Information shown:
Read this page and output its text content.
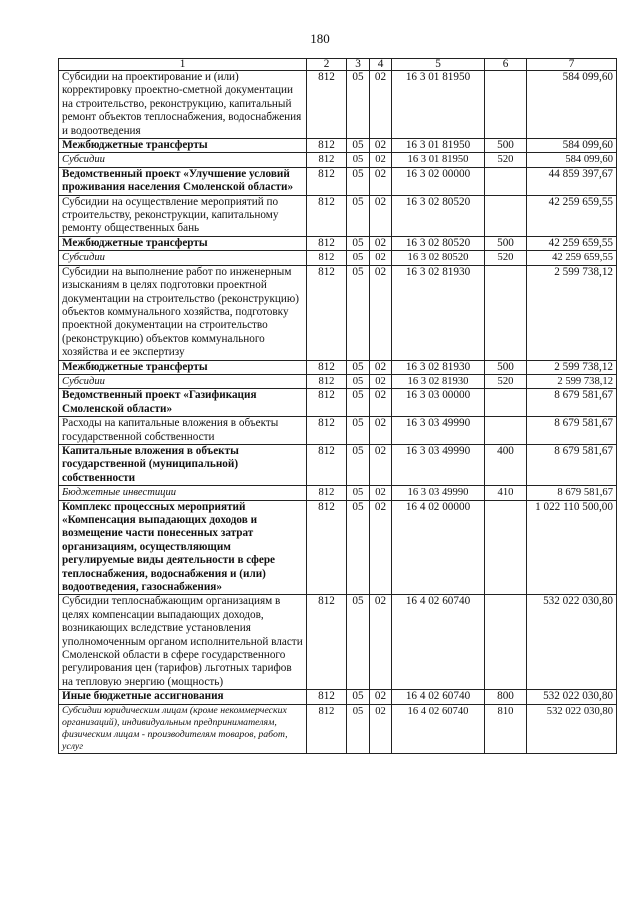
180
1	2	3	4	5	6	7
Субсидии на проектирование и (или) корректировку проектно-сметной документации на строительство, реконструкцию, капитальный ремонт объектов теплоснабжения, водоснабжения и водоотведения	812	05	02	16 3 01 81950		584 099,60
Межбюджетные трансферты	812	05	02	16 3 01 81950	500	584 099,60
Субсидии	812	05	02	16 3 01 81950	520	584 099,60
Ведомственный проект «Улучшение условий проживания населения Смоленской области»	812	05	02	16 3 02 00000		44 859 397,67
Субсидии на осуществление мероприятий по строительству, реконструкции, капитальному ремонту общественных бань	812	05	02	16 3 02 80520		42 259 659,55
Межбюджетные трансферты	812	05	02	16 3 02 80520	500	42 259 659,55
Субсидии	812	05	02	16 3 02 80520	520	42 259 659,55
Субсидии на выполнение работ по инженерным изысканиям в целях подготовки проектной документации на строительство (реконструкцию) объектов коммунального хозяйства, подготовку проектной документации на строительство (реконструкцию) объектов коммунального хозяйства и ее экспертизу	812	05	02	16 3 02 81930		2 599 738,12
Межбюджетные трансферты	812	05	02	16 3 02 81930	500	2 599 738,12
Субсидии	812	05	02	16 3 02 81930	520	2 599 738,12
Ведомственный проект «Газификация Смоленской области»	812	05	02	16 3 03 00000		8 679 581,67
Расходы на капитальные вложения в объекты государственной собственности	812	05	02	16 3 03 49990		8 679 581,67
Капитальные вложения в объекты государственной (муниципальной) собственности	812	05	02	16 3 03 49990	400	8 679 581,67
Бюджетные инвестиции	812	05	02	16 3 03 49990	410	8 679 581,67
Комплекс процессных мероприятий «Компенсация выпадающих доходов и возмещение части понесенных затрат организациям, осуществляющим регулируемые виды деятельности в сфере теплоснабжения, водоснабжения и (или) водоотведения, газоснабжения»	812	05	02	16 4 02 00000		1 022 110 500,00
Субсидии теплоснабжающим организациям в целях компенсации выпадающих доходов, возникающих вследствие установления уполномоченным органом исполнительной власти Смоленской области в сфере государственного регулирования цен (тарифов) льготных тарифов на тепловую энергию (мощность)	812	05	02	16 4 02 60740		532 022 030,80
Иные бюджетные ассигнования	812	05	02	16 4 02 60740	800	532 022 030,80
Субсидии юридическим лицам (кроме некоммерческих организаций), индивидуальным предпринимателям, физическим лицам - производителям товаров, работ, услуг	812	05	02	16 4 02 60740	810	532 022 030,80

Problem: Copy out all lines where the word "Межбюджетные" appears.

Answer:
Межбюджетные трансферты	812	05	02	16 3 01 81950	500	584 099,60
Межбюджетные трансферты	812	05	02	16 3 02 80520	500	42 259 659,55
Межбюджетные трансферты	812	05	02	16 3 02 81930	500	2 599 738,12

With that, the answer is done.